** Start of RECORDS FOR PROCESSING **
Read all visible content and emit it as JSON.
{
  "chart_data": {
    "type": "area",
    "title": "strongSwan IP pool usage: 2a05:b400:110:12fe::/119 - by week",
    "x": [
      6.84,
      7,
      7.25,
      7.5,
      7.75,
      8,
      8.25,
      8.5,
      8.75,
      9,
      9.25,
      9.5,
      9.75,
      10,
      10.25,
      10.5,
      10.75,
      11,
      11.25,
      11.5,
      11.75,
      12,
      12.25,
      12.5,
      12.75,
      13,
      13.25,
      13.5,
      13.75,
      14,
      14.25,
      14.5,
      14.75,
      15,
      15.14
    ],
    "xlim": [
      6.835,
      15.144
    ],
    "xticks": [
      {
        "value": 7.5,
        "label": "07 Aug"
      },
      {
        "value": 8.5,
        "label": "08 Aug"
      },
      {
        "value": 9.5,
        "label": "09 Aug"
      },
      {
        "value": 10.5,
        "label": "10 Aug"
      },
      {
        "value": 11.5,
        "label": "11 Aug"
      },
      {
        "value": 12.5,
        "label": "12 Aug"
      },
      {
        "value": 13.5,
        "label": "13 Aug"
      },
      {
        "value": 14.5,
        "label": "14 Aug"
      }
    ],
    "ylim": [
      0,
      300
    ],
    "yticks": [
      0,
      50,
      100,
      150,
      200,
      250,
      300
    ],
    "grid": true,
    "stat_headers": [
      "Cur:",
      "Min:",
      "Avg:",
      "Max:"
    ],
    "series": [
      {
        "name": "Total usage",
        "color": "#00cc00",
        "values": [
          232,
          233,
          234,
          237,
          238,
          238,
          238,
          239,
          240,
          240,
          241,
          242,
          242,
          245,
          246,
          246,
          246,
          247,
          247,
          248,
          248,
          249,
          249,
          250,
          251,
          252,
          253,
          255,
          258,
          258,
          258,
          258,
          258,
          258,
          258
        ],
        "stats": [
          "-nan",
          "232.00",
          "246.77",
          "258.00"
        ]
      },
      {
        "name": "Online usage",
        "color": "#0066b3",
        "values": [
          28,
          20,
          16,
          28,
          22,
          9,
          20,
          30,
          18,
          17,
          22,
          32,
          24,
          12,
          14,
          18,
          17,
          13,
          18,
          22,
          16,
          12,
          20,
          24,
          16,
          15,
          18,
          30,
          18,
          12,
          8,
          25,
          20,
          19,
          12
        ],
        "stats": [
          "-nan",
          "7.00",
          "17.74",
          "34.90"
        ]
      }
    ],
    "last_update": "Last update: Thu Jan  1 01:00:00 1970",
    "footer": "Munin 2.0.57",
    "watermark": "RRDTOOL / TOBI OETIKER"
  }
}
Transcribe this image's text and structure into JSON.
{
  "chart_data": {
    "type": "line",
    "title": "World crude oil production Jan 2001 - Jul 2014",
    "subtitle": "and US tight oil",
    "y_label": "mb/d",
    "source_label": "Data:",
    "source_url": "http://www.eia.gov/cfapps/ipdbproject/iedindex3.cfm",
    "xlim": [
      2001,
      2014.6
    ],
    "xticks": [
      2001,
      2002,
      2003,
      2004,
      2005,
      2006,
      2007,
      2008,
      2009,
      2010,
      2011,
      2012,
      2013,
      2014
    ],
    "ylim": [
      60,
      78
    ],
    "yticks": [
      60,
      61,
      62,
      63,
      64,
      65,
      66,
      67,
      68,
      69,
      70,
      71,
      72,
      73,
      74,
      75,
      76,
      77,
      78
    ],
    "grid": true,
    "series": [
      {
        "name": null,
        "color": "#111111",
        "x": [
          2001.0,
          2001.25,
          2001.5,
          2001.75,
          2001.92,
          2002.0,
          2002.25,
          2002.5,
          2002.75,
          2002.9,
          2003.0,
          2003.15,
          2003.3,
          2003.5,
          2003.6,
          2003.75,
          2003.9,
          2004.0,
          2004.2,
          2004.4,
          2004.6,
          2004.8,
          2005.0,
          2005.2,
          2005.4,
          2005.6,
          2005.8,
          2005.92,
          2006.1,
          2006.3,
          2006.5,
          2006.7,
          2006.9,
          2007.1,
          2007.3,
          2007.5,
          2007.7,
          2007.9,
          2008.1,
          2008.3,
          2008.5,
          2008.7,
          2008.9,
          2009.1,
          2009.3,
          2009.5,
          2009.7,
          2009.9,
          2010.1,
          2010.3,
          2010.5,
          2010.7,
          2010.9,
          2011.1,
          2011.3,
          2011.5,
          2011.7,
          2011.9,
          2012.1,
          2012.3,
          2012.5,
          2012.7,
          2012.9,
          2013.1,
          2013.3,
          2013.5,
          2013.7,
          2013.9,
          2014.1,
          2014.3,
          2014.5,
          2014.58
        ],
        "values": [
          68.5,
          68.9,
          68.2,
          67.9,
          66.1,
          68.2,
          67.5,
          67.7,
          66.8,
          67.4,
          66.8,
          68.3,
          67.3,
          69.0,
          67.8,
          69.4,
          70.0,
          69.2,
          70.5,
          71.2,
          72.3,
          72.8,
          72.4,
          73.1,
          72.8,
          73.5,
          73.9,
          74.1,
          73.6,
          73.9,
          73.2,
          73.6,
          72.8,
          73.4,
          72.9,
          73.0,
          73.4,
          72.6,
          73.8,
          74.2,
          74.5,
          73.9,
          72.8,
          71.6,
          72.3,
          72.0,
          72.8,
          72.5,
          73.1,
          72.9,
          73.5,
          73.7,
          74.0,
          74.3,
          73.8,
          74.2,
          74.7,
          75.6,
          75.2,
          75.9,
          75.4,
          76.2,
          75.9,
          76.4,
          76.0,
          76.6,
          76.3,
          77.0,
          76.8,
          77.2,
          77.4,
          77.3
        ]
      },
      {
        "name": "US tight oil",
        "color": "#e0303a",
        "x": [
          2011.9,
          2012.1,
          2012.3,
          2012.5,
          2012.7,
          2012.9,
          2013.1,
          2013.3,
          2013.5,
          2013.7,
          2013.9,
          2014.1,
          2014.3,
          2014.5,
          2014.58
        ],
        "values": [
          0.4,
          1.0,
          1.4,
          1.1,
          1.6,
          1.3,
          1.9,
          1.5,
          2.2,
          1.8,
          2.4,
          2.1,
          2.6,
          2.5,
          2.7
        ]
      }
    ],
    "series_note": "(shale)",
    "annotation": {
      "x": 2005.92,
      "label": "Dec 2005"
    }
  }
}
** End of RECORDS FOR PROCESSING **
WRITTEN TASK
From the data above, show each line that contains "name".

EXERCISE OUTPUT
        "name": "Total usage",
        "name": "Online usage",
        "name": null,
        "name": "US tight oil",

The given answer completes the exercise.